* _Instructions for the task_
Using the listing below, report all lines holding the word "lugar".

Stored records
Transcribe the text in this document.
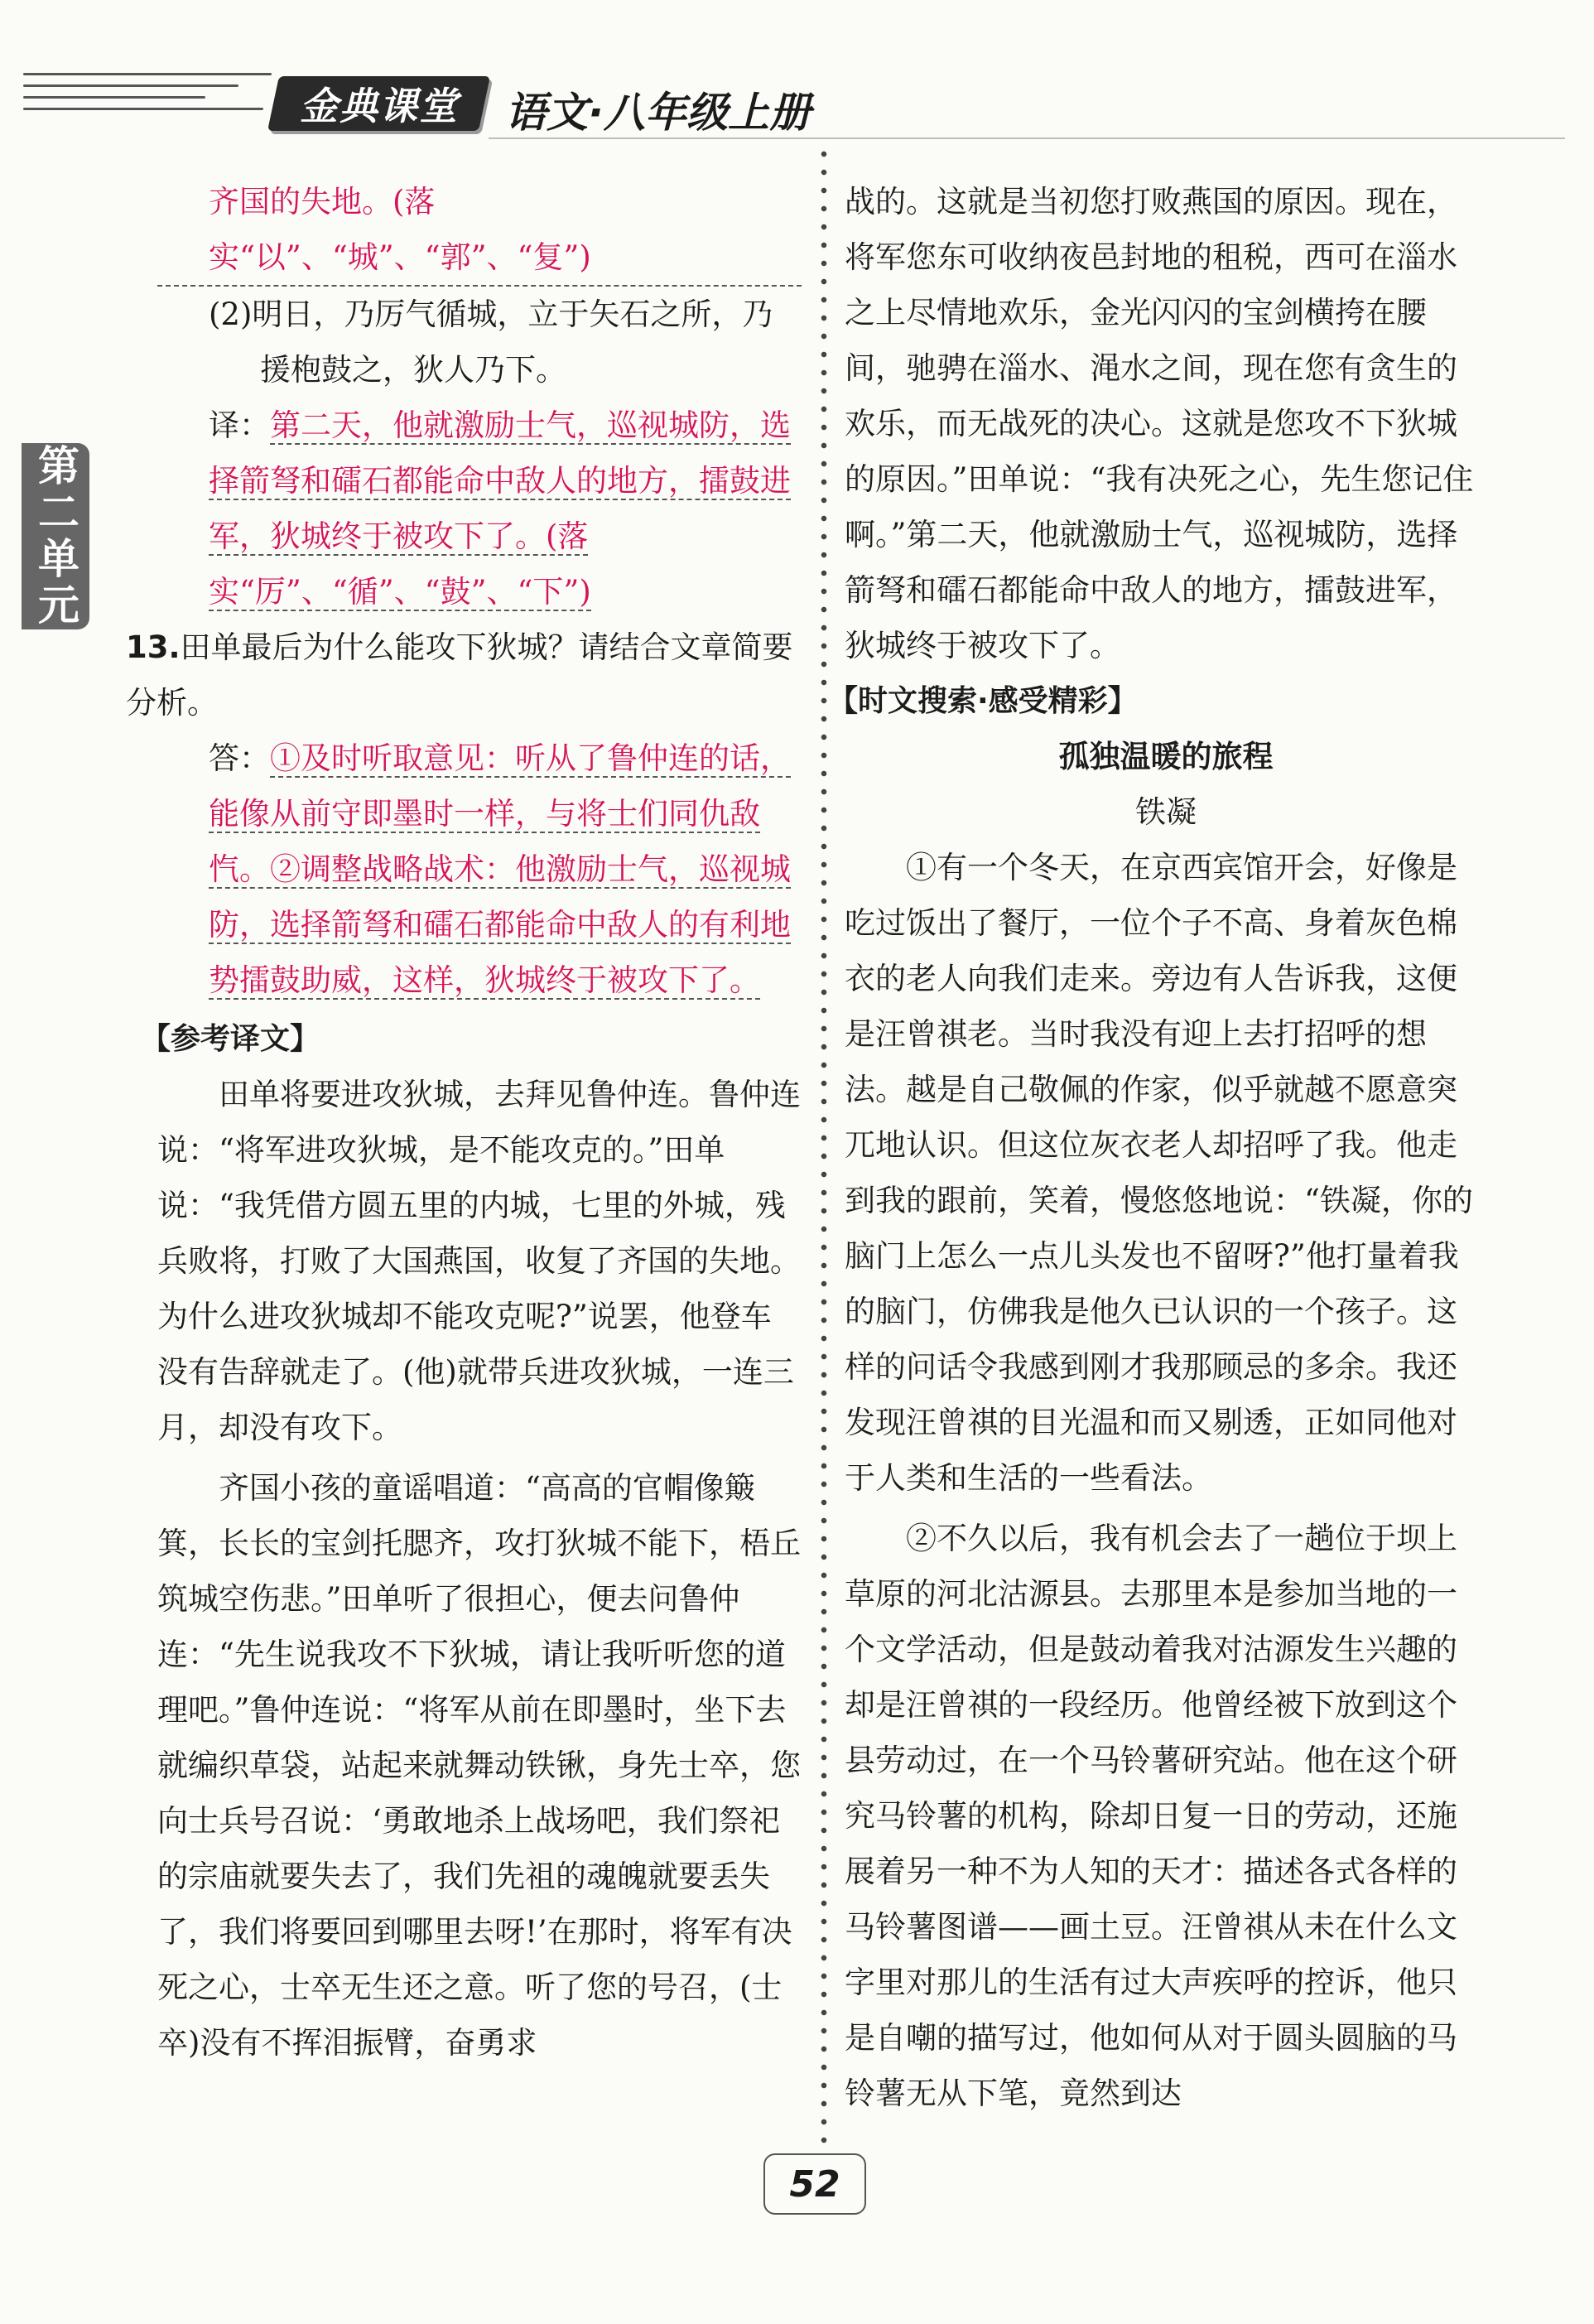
金典课堂 语文·八年级上册
第二单元

齐国的失地。(落实“以”、“城”、“郭”、“复”)

(2)明日，乃厉气循城，立于矢石之所，乃援枹鼓之，狄人乃下。

译：第二天，他就激励士气，巡视城防，选择箭弩和礌石都能命中敌人的地方，擂鼓进军，狄城终于被攻下了。(落实“厉”、“循”、“鼓”、“下”)

13.田单最后为什么能攻下狄城？请结合文章简要分析。

答：①及时听取意见：听从了鲁仲连的话，能像从前守即墨时一样，与将士们同仇敌忾。②调整战略战术：他激励士气，巡视城防，选择箭弩和礌石都能命中敌人的有利地势擂鼓助威，这样，狄城终于被攻下了。

【参考译文】

田单将要进攻狄城，去拜见鲁仲连。鲁仲连说：“将军进攻狄城，是不能攻克的。”田单说：“我凭借方圆五里的内城，七里的外城，残兵败将，打败了大国燕国，收复了齐国的失地。为什么进攻狄城却不能攻克呢?”说罢，他登车没有告辞就走了。(他)就带兵进攻狄城，一连三月，却没有攻下。

齐国小孩的童谣唱道：“高高的官帽像簸箕，长长的宝剑托腮齐，攻打狄城不能下，梧丘筑城空伤悲。”田单听了很担心，便去问鲁仲连：“先生说我攻不下狄城，请让我听听您的道理吧。”鲁仲连说：“将军从前在即墨时，坐下去就编织草袋，站起来就舞动铁锹，身先士卒，您向士兵号召说：‘勇敢地杀上战场吧，我们祭祀的宗庙就要失去了，我们先祖的魂魄就要丢失了，我们将要回到哪里去呀!’在那时，将军有决死之心，士卒无生还之意。听了您的号召，(士卒)没有不挥泪振臂，奋勇求

战的。这就是当初您打败燕国的原因。现在，将军您东可收纳夜邑封地的租税，西可在淄水之上尽情地欢乐，金光闪闪的宝剑横挎在腰间，驰骋在淄水、渑水之间，现在您有贪生的欢乐，而无战死的决心。这就是您攻不下狄城的原因。”田单说：“我有决死之心，先生您记住啊。”第二天，他就激励士气，巡视城防，选择箭弩和礌石都能命中敌人的地方，擂鼓进军，狄城终于被攻下了。

【时文搜索·感受精彩】

孤独温暖的旅程

铁凝

①有一个冬天，在京西宾馆开会，好像是吃过饭出了餐厅，一位个子不高、身着灰色棉衣的老人向我们走来。旁边有人告诉我，这便是汪曾祺老。当时我没有迎上去打招呼的想法。越是自己敬佩的作家，似乎就越不愿意突兀地认识。但这位灰衣老人却招呼了我。他走到我的跟前，笑着，慢悠悠地说：“铁凝，你的脑门上怎么一点儿头发也不留呀?”他打量着我的脑门，仿佛我是他久已认识的一个孩子。这样的问话令我感到刚才我那顾忌的多余。我还发现汪曾祺的目光温和而又剔透，正如同他对于人类和生活的一些看法。

②不久以后，我有机会去了一趟位于坝上草原的河北沽源县。去那里本是参加当地的一个文学活动，但是鼓动着我对沽源发生兴趣的却是汪曾祺的一段经历。他曾经被下放到这个县劳动过，在一个马铃薯研究站。他在这个研究马铃薯的机构，除却日复一日的劳动，还施展着另一种不为人知的天才：描述各式各样的马铃薯图谱——画土豆。汪曾祺从未在什么文字里对那儿的生活有过大声疾呼的控诉，他只是自嘲的描写过，他如何从对于圆头圆脑的马铃薯无从下笔，竟然到达

52
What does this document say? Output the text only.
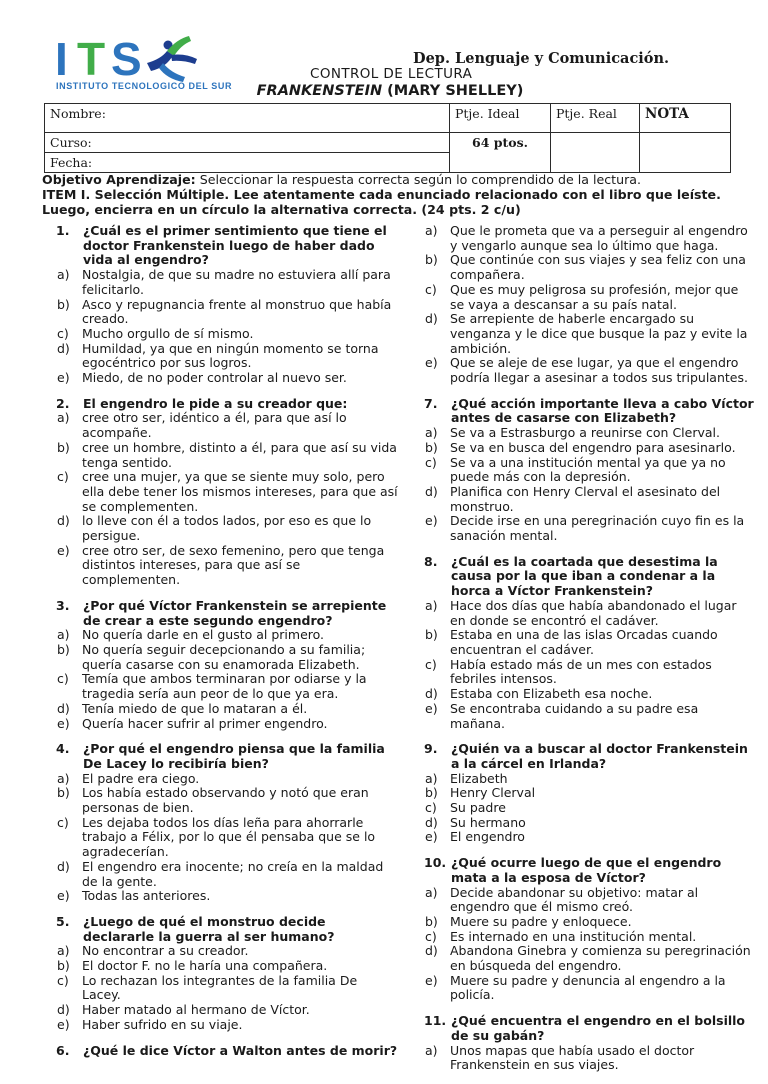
I T S
INSTITUTO TECNOLOGICO DEL SUR
Dep. Lenguaje y Comunicación.
CONTROL DE LECTURA
FRANKENSTEIN (MARY SHELLEY)
Nombre:	Ptje. Ideal	Ptje. Real	NOTA
Curso:	64 ptos.		
Fecha:			
Objetivo Aprendizaje: Seleccionar la respuesta correcta según lo comprendido de la lectura.
ITEM I. Selección Múltiple. Lee atentamente cada enunciado relacionado con el libro que leíste. Luego, encierra en un círculo la alternativa correcta. (24 pts. 2 c/u)
1.	¿Cuál es el primer sentimiento que tiene el doctor Frankenstein luego de haber dado vida al engendro?
a) Nostalgia, de que su madre no estuviera allí para felicitarlo.
b) Asco y repugnancia frente al monstruo que había creado.
c)	Mucho orgullo de sí mismo.
d) Humildad, ya que en ningún momento se torna egocéntrico por sus logros.
e) Miedo, de no poder controlar al nuevo ser.
2.	El engendro le pide a su creador que:
a) cree otro ser, idéntico a él, para que así lo acompañe.
b) cree un hombre, distinto a él, para que así su vida tenga sentido.
c)	cree una mujer, ya que se siente muy solo, pero ella debe tener los mismos intereses, para que así se complementen.
d) lo lleve con él a todos lados, por eso es que lo persigue.
e) cree otro ser, de sexo femenino, pero que tenga distintos intereses, para que así se complementen.
3.	¿Por qué Víctor Frankenstein se arrepiente de crear a este segundo engendro?
a) No quería darle en el gusto al primero.
b) No quería seguir decepcionando a su familia; quería casarse con su enamorada Elizabeth.
c)	Temía que ambos terminaran por odiarse y la tragedia sería aun peor de lo que ya era.
d) Tenía miedo de que lo mataran a él.
e) Quería hacer sufrir al primer engendro.
4.	¿Por qué el engendro piensa que la familia De Lacey lo recibiría bien?
a) El padre era ciego.
b) Los había estado observando y notó que eran personas de bien.
c)	Les dejaba todos los días leña para ahorrarle trabajo a Félix, por lo que él pensaba que se lo agradecerían.
d) El engendro era inocente; no creía en la maldad de la gente.
e) Todas las anteriores.
5.	¿Luego de qué el monstruo decide declararle la guerra al ser humano?
a) No encontrar a su creador.
b) El doctor F. no le haría una compañera.
c)	Lo rechazan los integrantes de la familia De Lacey.
d) Haber matado al hermano de Víctor.
e) Haber sufrido en su viaje.
6.	¿Qué le dice Víctor a Walton antes de morir?
a) Que le prometa que va a perseguir al engendro y vengarlo aunque sea lo último que haga.
b) Que continúe con sus viajes y sea feliz con una compañera.
c)	Que es muy peligrosa su profesión, mejor que se vaya a descansar a su país natal.
d) Se arrepiente de haberle encargado su venganza y le dice que busque la paz y evite la ambición.
e) Que se aleje de ese lugar, ya que el engendro podría llegar a asesinar a todos sus tripulantes.
7.	¿Qué acción importante lleva a cabo Víctor antes de casarse con Elizabeth?
a) Se va a Estrasburgo a reunirse con Clerval.
b) Se va en busca del engendro para asesinarlo.
c)	Se va a una institución mental ya que ya no puede más con la depresión.
d) Planifica con Henry Clerval el asesinato del monstruo.
e) Decide irse en una peregrinación cuyo fin es la sanación mental.
8.	¿Cuál es la coartada que desestima la causa por la que iban a condenar a la horca a Víctor Frankenstein?
a) Hace dos días que había abandonado el lugar en donde se encontró el cadáver.
b) Estaba en una de las islas Orcadas cuando encuentran el cadáver.
c)	Había estado más de un mes con estados febriles intensos.
d) Estaba con Elizabeth esa noche.
e) Se encontraba cuidando a su padre esa mañana.
9.	¿Quién va a buscar al doctor Frankenstein a la cárcel en Irlanda?
a) Elizabeth
b) Henry Clerval
c)	Su padre
d) Su hermano
e) El engendro
10. ¿Qué ocurre luego de que el engendro mata a la esposa de Víctor?
a) Decide abandonar su objetivo: matar al engendro que él mismo creó.
b) Muere su padre y enloquece.
c)	Es internado en una institución mental.
d) Abandona Ginebra y comienza su peregrinación en búsqueda del engendro.
e) Muere su padre y denuncia al engendro a la policía.
11. ¿Qué encuentra el engendro en el bolsillo de su gabán?
a) Unos mapas que había usado el doctor Frankenstein en sus viajes.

* _Finished task_
e) Que se aleje de ese lugar, ya que el engendro podría llegar a asesinar a todos sus tripulantes.
a) Hace dos días que había abandonado el lugar en donde se encontró el cadáver.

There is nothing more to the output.